**INSTRUCTION**
Return the count of lines that mention "text", with no other words.

------ PROVIDED RECORDS

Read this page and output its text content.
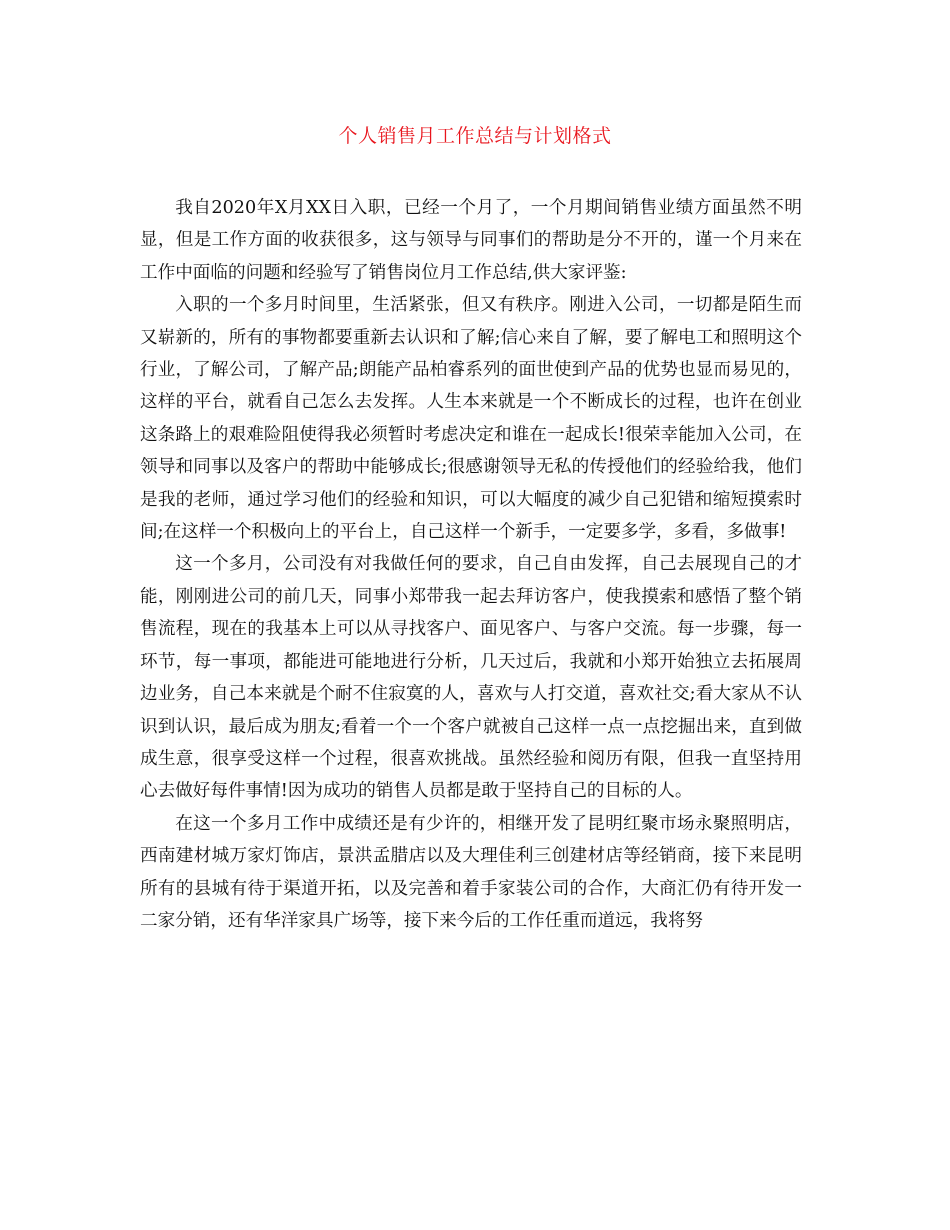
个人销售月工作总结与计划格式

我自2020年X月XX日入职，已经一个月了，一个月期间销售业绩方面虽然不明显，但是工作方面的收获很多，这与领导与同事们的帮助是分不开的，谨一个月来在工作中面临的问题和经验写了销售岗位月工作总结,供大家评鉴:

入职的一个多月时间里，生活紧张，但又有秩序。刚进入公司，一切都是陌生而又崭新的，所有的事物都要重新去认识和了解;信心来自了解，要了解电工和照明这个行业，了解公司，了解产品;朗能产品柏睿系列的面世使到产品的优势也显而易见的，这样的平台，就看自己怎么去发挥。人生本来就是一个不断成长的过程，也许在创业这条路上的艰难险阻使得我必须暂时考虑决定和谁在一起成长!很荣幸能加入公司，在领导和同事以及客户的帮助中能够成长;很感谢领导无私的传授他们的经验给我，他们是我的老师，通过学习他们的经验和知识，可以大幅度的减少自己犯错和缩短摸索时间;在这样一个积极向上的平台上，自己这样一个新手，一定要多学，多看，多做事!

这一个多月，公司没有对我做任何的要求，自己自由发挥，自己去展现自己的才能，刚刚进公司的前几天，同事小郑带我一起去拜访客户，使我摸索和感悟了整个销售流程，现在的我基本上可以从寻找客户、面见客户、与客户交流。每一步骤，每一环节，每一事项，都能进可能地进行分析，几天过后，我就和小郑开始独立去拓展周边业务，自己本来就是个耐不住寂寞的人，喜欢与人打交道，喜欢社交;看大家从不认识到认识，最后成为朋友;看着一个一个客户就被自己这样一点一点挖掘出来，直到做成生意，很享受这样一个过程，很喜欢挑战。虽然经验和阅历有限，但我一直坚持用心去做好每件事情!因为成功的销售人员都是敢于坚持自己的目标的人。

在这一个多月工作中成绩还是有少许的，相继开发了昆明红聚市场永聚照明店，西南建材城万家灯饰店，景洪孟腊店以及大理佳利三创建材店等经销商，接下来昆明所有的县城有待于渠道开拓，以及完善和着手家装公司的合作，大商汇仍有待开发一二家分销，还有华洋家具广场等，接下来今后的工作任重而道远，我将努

------------
------ PROVIDED RECORDS

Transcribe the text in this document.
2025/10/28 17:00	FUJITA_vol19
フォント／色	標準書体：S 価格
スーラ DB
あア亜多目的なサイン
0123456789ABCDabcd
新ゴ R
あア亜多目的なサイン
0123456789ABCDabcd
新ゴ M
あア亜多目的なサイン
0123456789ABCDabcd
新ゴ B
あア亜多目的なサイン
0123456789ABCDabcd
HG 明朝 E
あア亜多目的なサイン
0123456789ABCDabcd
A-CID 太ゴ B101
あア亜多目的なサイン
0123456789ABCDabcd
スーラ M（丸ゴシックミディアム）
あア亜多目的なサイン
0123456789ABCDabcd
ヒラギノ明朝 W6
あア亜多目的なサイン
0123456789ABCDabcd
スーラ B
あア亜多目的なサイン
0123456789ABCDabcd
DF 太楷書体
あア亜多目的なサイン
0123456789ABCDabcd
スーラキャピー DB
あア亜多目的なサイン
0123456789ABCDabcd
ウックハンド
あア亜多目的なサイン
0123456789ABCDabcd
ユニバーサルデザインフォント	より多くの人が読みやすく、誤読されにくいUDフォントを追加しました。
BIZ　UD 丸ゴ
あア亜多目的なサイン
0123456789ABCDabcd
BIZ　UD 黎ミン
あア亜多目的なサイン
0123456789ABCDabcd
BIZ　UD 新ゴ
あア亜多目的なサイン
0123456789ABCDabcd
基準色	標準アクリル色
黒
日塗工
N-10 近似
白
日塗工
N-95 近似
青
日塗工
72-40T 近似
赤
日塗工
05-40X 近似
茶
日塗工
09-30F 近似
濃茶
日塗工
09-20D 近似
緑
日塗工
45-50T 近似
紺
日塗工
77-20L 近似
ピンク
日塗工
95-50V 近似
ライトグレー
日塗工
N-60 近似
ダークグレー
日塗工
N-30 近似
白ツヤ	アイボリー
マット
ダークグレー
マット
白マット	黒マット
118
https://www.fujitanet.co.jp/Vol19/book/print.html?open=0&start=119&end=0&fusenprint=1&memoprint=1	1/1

------------

**OUTPUT OF THE EXERCISE**
2